Some records:
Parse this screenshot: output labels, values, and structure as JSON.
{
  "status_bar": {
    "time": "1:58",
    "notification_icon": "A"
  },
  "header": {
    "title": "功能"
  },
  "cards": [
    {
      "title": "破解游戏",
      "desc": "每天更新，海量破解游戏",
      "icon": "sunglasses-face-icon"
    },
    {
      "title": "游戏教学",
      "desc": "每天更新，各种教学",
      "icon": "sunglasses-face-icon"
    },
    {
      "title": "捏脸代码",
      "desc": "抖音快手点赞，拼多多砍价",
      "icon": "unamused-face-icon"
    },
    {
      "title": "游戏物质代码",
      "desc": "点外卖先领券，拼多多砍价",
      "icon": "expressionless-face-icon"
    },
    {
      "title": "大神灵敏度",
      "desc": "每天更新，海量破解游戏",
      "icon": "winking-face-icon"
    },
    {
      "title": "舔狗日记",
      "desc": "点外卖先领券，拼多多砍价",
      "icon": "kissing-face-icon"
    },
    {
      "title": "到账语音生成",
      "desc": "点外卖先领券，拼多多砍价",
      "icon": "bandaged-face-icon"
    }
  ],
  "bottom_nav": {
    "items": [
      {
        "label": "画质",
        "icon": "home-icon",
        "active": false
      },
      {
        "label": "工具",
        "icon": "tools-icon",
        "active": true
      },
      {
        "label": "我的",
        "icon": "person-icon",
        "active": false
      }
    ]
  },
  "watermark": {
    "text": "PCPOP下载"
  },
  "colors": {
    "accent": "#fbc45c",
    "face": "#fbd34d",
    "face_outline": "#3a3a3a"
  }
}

- _WHAT YOU HAVE TO DO_
Which lines in the listing above hold the word "title"? Show each of them.

- _TASK RESULT_
    "title": "功能"
      "title": "破解游戏",
      "title": "游戏教学",
      "title": "捏脸代码",
      "title": "游戏物质代码",
      "title": "大神灵敏度",
      "title": "舔狗日记",
      "title": "到账语音生成",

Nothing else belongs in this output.